Activity: Without altering a single word, repeat the records that follow.

%%

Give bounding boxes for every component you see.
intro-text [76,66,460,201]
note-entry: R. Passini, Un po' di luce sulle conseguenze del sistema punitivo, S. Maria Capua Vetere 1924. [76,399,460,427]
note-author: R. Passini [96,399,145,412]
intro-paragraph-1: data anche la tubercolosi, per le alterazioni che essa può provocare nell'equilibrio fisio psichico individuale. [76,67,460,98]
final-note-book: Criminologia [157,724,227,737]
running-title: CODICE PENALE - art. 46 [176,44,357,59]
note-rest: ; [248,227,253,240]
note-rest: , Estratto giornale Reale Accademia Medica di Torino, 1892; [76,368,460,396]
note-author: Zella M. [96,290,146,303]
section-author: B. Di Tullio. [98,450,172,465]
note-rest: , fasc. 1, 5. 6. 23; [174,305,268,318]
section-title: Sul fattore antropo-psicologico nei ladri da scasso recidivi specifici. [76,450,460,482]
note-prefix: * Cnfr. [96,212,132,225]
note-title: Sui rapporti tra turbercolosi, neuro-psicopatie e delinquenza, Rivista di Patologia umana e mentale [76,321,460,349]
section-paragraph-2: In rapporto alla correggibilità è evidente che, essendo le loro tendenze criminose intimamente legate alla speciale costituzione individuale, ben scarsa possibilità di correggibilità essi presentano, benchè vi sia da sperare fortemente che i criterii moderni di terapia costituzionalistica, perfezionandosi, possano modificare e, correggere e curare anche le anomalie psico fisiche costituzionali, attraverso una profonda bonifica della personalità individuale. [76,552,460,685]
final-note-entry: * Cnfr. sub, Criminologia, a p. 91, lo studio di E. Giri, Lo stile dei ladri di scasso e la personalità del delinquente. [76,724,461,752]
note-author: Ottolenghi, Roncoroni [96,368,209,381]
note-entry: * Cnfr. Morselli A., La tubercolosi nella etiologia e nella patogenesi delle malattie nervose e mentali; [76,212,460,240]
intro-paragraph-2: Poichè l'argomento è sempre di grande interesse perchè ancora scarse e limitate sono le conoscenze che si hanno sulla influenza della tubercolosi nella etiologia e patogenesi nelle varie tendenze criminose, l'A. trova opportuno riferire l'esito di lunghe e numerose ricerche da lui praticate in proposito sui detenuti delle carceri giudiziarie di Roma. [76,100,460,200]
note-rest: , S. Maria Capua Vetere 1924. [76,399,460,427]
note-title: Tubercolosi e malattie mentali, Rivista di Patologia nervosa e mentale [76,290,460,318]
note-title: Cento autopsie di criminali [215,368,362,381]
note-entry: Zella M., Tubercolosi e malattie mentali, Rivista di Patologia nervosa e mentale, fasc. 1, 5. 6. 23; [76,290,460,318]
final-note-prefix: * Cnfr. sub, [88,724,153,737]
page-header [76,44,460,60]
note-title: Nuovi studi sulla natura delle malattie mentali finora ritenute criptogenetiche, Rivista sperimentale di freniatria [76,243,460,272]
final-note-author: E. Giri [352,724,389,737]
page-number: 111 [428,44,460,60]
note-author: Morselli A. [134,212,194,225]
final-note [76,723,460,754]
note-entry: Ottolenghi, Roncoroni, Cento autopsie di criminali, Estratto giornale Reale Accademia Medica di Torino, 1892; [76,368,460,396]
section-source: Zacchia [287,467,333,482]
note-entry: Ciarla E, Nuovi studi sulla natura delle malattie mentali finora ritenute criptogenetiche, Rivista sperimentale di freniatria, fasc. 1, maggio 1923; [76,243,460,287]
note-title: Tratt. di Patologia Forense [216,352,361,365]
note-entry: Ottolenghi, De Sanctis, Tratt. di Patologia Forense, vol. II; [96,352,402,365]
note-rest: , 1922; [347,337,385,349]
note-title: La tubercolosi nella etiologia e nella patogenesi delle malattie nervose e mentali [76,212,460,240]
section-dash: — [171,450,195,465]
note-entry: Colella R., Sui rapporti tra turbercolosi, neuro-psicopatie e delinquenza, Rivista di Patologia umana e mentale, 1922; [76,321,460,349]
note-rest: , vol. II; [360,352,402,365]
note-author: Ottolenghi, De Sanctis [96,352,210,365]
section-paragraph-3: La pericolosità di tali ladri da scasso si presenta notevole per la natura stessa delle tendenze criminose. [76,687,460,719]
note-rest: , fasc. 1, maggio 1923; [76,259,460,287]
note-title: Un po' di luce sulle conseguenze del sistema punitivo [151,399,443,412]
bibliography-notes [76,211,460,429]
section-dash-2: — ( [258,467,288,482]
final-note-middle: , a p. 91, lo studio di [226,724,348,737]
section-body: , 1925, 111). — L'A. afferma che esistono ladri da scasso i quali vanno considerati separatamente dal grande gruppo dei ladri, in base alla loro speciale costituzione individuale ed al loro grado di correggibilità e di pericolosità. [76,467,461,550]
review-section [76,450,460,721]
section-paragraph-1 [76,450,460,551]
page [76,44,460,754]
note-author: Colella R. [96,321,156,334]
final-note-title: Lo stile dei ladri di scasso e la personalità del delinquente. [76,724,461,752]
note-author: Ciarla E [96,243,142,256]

%%

Problem solution:
Give bounding boxes for every component you see.
intro-text [76,66,460,201]
note-entry: R. Passini, Un po' di luce sulle conseguenze del sistema punitivo, S. Maria Capua Vetere 1924. [76,399,460,427]
note-author: R. Passini [96,399,145,412]
intro-paragraph-1: data anche la tubercolosi, per le alterazioni che essa può provocare nell'equilibrio fisio psichico individuale. [76,67,460,98]
final-note-book: Criminologia [157,724,227,737]
running-title: CODICE PENALE - art. 46 [176,44,357,59]
note-rest: ; [248,227,253,240]
note-rest: , Estratto giornale Reale Accademia Medica di Torino, 1892; [76,368,460,396]
note-author: Zella M. [96,290,146,303]
section-author: B. Di Tullio. [98,450,172,465]
note-rest: , fasc. 1, 5. 6. 23; [174,305,268,318]
section-title: Sul fattore antropo-psicologico nei ladri da scasso recidivi specifici. [76,450,460,482]
note-prefix: * Cnfr. [96,212,132,225]
note-title: Sui rapporti tra turbercolosi, neuro-psicopatie e delinquenza, Rivista di Patologia umana e mentale [76,321,460,349]
section-paragraph-2: In rapporto alla correggibilità è evidente che, essendo le loro tendenze criminose intimamente legate alla speciale costituzione individuale, ben scarsa possibilità di correggibilità essi presentano, benchè vi sia da sperare fortemente che i criterii moderni di terapia costituzionalistica, perfezionandosi, possano modificare e, correggere e curare anche le anomalie psico fisiche costituzionali, attraverso una profonda bonifica della personalità individuale. [76,552,460,685]
final-note-entry: * Cnfr. sub, Criminologia, a p. 91, lo studio di E. Giri, Lo stile dei ladri di scasso e la personalità del delinquente. [76,724,461,752]
note-author: Ottolenghi, Roncoroni [96,368,209,381]
note-entry: * Cnfr. Morselli A., La tubercolosi nella etiologia e nella patogenesi delle malattie nervose e mentali; [76,212,460,240]
intro-paragraph-2: Poichè l'argomento è sempre di grande interesse perchè ancora scarse e limitate sono le conoscenze che si hanno sulla influenza della tubercolosi nella etiologia e patogenesi nelle varie tendenze criminose, l'A. trova opportuno riferire l'esito di lunghe e numerose ricerche da lui praticate in proposito sui detenuti delle carceri giudiziarie di Roma. [76,100,460,200]
note-rest: , S. Maria Capua Vetere 1924. [76,399,460,427]
note-title: Tubercolosi e malattie mentali, Rivista di Patologia nervosa e mentale [76,290,460,318]
note-title: Cento autopsie di criminali [215,368,362,381]
note-entry: Zella M., Tubercolosi e malattie mentali, Rivista di Patologia nervosa e mentale, fasc. 1, 5. 6. 23; [76,290,460,318]
final-note-prefix: * Cnfr. sub, [88,724,153,737]
page-header [76,44,460,60]
note-title: Nuovi studi sulla natura delle malattie mentali finora ritenute criptogenetiche, Rivista sperimentale di freniatria [76,243,460,272]
final-note-author: E. Giri [352,724,389,737]
page-number: 111 [428,44,460,60]
note-author: Morselli A. [134,212,194,225]
final-note [76,723,460,754]
note-entry: Ottolenghi, Roncoroni, Cento autopsie di criminali, Estratto giornale Reale Accademia Medica di Torino, 1892; [76,368,460,396]
section-source: Zacchia [287,467,333,482]
note-entry: Ciarla E, Nuovi studi sulla natura delle malattie mentali finora ritenute criptogenetiche, Rivista sperimentale di freniatria, fasc. 1, maggio 1923; [76,243,460,287]
note-title: Tratt. di Patologia Forense [216,352,361,365]
note-entry: Ottolenghi, De Sanctis, Tratt. di Patologia Forense, vol. II; [96,352,402,365]
note-rest: , 1922; [347,337,385,349]
note-title: La tubercolosi nella etiologia e nella patogenesi delle malattie nervose e mentali [76,212,460,240]
section-dash: — [171,450,195,465]
note-entry: Colella R., Sui rapporti tra turbercolosi, neuro-psicopatie e delinquenza, Rivista di Patologia umana e mentale, 1922; [76,321,460,349]
note-rest: , vol. II; [360,352,402,365]
note-author: Ottolenghi, De Sanctis [96,352,210,365]
section-paragraph-3: La pericolosità di tali ladri da scasso si presenta notevole per la natura stessa delle tendenze criminose. [76,687,460,719]
note-rest: , fasc. 1, maggio 1923; [76,259,460,287]
note-title: Un po' di luce sulle conseguenze del sistema punitivo [151,399,443,412]
bibliography-notes [76,211,460,429]
section-dash-2: — ( [258,467,288,482]
final-note-middle: , a p. 91, lo studio di [226,724,348,737]
section-body: , 1925, 111). — L'A. afferma che esistono ladri da scasso i quali vanno considerati separatamente dal grande gruppo dei ladri, in base alla loro speciale costituzione individuale ed al loro grado di correggibilità e di pericolosità. [76,467,461,550]
review-section [76,450,460,721]
section-paragraph-1 [76,450,460,551]
page [76,44,460,754]
note-author: Colella R. [96,321,156,334]
final-note-title: Lo stile dei ladri di scasso e la personalità del delinquente. [76,724,461,752]
note-author: Ciarla E [96,243,142,256]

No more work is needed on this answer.